設問 →
**1)** 高校野球の記事に出てくる球速(「キロ」で示された数値)をすべて挙げよ。
**2)** 次の(a)〜(c)が高校野球の記事の内容と合うかどうか答えよ。判断の根拠となる本文の語句もそのまま引用すること。
(a) 田中は151球を投げた。
(b) 茨木が田中に「ありがとう」と言った。
(c) 田中は8回以降、走者を出さなかった。
**3)** 高校野球の記事を、最後の文の後から書き継げ。

課題文 →

____

ライバルと初めて言葉をかわした。

日本文理・田中晴也投手(3年)はあいさつを終えると、帝京長岡の茨木秀俊投手(3年)に歩み寄った。「ありがとう」。田中が言うと、茨木は「頑張れよ」。田中が最速150キロ、茨木は147キロ。プロ注目の剛腕対決は延長11回の投手戦。151球、3安打1失点の田中が、142球、6安打2失点の茨木に投げ勝った。

「茨木君には負けたくない」。闘争心が原動力だった。準決勝(26日)で右手人さし指のまめがつぶれ、この日も出血。この試合の最速は145キロも、要所で力を振り絞った。7回に同点とされるも、8回以降は走者を出さず、11回裏のサヨナラを呼び込んだ。

____

バウンディングボックス予測データ:

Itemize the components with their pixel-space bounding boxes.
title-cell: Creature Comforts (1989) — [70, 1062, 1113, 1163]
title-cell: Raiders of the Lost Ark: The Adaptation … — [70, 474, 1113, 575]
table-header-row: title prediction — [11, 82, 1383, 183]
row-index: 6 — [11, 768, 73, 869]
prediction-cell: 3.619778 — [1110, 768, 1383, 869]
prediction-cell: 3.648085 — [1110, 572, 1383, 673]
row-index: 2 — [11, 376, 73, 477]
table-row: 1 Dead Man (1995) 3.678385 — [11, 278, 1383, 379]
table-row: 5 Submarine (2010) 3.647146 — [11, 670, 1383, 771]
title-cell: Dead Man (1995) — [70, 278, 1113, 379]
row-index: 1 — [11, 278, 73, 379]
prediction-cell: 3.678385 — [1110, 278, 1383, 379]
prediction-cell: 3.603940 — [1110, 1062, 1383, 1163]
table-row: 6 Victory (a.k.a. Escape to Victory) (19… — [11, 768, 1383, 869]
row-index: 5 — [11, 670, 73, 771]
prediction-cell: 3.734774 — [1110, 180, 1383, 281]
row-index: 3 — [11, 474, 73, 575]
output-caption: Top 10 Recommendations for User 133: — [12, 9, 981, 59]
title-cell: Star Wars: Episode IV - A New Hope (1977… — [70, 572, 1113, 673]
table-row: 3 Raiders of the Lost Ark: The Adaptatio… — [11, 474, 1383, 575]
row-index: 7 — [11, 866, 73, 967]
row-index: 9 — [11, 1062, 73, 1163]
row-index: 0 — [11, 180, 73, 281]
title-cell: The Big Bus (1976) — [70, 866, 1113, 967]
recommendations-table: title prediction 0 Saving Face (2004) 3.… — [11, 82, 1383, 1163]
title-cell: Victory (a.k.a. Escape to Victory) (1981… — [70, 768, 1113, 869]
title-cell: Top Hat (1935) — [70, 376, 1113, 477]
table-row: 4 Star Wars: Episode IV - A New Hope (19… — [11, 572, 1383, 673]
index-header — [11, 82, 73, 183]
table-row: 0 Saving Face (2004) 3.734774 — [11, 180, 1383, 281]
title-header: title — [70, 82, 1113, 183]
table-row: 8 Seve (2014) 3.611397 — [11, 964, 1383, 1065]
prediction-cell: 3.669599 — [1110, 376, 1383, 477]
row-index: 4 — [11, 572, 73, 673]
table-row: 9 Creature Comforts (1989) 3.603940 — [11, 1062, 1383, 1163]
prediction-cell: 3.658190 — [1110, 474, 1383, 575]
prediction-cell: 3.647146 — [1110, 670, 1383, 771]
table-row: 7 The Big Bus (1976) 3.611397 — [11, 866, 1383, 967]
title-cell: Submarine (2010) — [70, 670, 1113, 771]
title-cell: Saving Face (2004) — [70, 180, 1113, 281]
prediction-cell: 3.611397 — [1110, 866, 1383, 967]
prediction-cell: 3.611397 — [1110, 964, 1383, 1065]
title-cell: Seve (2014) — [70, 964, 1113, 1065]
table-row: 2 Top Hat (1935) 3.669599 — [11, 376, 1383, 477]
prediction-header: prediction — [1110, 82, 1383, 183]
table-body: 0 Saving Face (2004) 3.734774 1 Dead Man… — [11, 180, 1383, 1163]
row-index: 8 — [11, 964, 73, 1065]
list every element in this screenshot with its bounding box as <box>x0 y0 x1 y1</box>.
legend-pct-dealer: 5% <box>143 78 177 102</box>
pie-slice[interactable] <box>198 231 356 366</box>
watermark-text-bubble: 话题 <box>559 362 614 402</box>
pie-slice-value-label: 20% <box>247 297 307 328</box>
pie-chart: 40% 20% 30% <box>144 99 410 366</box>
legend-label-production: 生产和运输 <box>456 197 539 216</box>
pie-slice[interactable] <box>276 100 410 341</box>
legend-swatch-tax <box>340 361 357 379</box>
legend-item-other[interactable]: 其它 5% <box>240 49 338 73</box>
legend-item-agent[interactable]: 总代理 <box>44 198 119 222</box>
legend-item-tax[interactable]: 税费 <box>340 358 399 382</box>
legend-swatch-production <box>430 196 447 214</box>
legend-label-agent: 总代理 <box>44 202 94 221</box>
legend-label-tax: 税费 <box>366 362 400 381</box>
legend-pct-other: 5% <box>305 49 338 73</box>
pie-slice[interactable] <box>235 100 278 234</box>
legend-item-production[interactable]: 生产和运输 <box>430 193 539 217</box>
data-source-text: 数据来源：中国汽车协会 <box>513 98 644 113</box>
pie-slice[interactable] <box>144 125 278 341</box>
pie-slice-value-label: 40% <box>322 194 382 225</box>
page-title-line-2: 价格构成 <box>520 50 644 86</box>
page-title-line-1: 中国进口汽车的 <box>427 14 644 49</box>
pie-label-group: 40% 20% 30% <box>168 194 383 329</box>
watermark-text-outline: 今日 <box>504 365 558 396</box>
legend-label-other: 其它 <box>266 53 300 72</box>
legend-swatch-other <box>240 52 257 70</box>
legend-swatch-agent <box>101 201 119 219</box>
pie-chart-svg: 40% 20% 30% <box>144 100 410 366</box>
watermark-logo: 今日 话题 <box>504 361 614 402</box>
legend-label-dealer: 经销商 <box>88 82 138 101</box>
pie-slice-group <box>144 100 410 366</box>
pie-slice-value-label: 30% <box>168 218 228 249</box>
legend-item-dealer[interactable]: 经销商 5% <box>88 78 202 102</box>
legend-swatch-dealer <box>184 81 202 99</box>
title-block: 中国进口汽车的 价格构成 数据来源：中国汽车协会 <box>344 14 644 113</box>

____

解答 →
**1)**
150キロ(田中の最速)
147キロ(茨木の最速)
145キロ(この試合での田中の最速)

**2)**
(a) はい。「151球、3安打1失点の田中」
(b) いいえ。「「ありがとう」。田中が言うと、茨木は「頑張れよ」」
(c) はい。「8回以降は走者を出さず」

**3)**
昨夏4回戦。田中は茨木と初めて投げ合い、日本文理が8-3で勝った、「チームメート以外で初めてライバルだと思った」。1年後、最高の舞台でけりをつけた。甲子園には「やはりいい投手」と実感した好敵手の思いも持って行く。【斎藤慎一郎】

◆日本文理 1984年(昭59)創立の私立校。普通科。生徒数は838人(女子288人)。野球部も同年に創部。部員115人(マネジャー5人)。甲子園出場は春5度、夏は12度目。09年夏に準優勝、14年夏はベスト4。主な野球部OBはヤクルト鈴木裕太ら。所在地は新潟市西区新通1072。田中利夫校長。